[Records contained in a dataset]
● ● ● ●

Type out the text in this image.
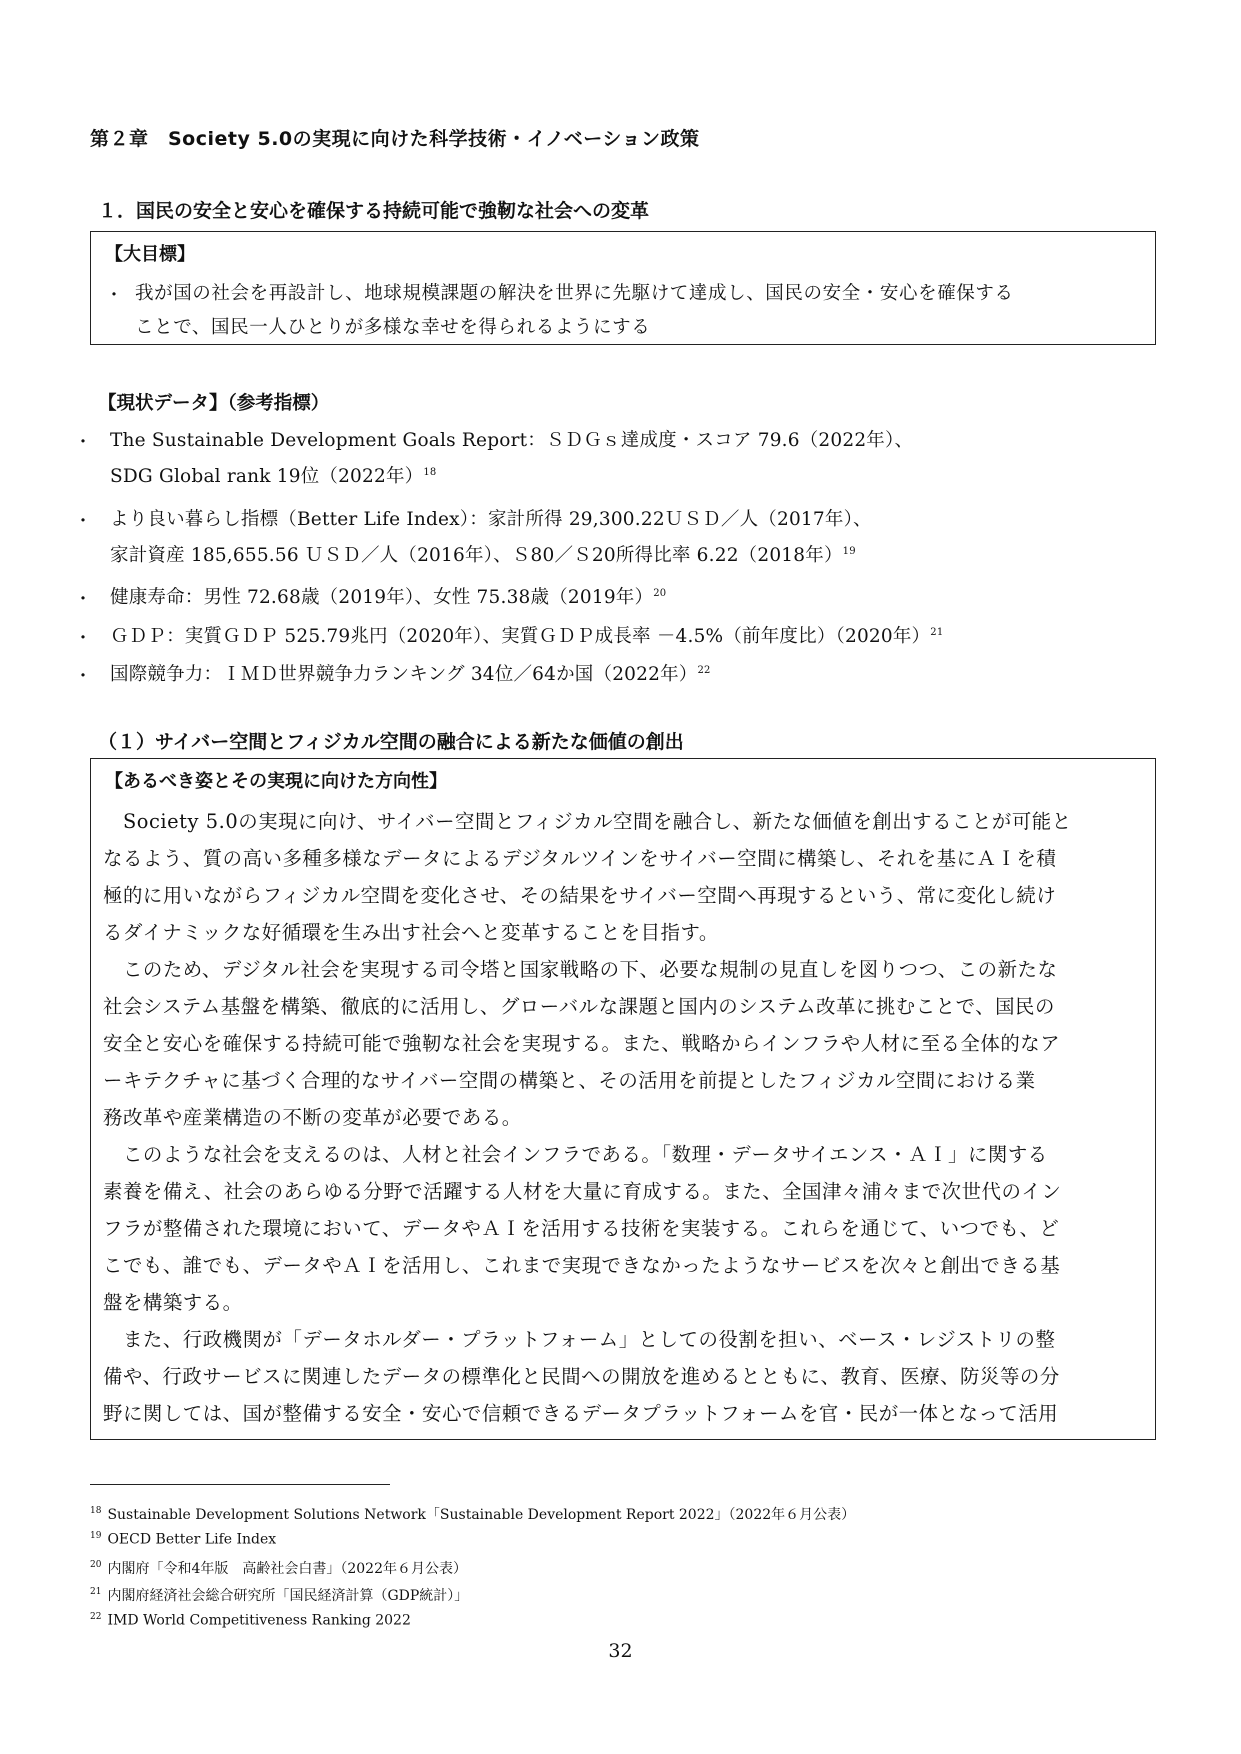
第２章　Society 5.0の実現に向けた科学技術・イノベーション政策
１．国民の安全と安心を確保する持続可能で強靭な社会への変革
【大目標】
・ 我が国の社会を再設計し、地球規模課題の解決を世界に先駆けて達成し、国民の安全・安心を確保する
ことで、国民一人ひとりが多様な幸せを得られるようにする
【現状データ】（参考指標）
・ The Sustainable Development Goals Report：ＳＤＧｓ達成度・スコア 79.6（2022年）、
SDG Global rank 19位（2022年）$^{18}$
・ より良い暮らし指標（Better Life Index）：家計所得 29,300.22ＵＳＤ／人（2017年）、
家計資産 185,655.56 ＵＳＤ／人（2016年）、Ｓ80／Ｓ20所得比率 6.22（2018年）$^{19}$
・ 健康寿命：男性 72.68歳（2019年）、女性 75.38歳（2019年）$^{20}$
・ ＧＤＰ：実質ＧＤＰ 525.79兆円（2020年）、実質ＧＤＰ成長率 －4.5%（前年度比）（2020年）$^{21}$
・ 国際競争力：ＩＭＤ世界競争力ランキング 34位／64か国（2022年）$^{22}$
（１）サイバー空間とフィジカル空間の融合による新たな価値の創出
【あるべき姿とその実現に向けた方向性】
　Society 5.0の実現に向け、サイバー空間とフィジカル空間を融合し、新たな価値を創出することが可能と
なるよう、質の高い多種多様なデータによるデジタルツインをサイバー空間に構築し、それを基にＡＩを積
極的に用いながらフィジカル空間を変化させ、その結果をサイバー空間へ再現するという、常に変化し続け
るダイナミックな好循環を生み出す社会へと変革することを目指す。
　このため、デジタル社会を実現する司令塔と国家戦略の下、必要な規制の見直しを図りつつ、この新たな
社会システム基盤を構築、徹底的に活用し、グローバルな課題と国内のシステム改革に挑むことで、国民の
安全と安心を確保する持続可能で強靭な社会を実現する。また、戦略からインフラや人材に至る全体的なア
ーキテクチャに基づく合理的なサイバー空間の構築と、その活用を前提としたフィジカル空間における業
務改革や産業構造の不断の変革が必要である。
　このような社会を支えるのは、人材と社会インフラである。「数理・データサイエンス・ＡＩ」に関する
素養を備え、社会のあらゆる分野で活躍する人材を大量に育成する。また、全国津々浦々まで次世代のイン
フラが整備された環境において、データやＡＩを活用する技術を実装する。これらを通じて、いつでも、ど
こでも、誰でも、データやＡＩを活用し、これまで実現できなかったようなサービスを次々と創出できる基
盤を構築する。
　また、行政機関が「データホルダー・プラットフォーム」としての役割を担い、ベース・レジストリの整
備や、行政サービスに関連したデータの標準化と民間への開放を進めるとともに、教育、医療、防災等の分
野に関しては、国が整備する安全・安心で信頼できるデータプラットフォームを官・民が一体となって活用
$^{18}$ Sustainable Development Solutions Network「Sustainable Development Report 2022」（2022年６月公表）
$^{19}$ OECD Better Life Index
$^{20}$ 内閣府「令和4年版　高齢社会白書」（2022年６月公表）
$^{21}$ 内閣府経済社会総合研究所「国民経済計算（GDP統計）」
$^{22}$ IMD World Competitiveness Ranking 2022
32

● ● ● ●

- _Goal of the exercise_
What is the number of lines in the records that contain the word "Report"? Answer with the number and nothing else.

- _Correct result_
2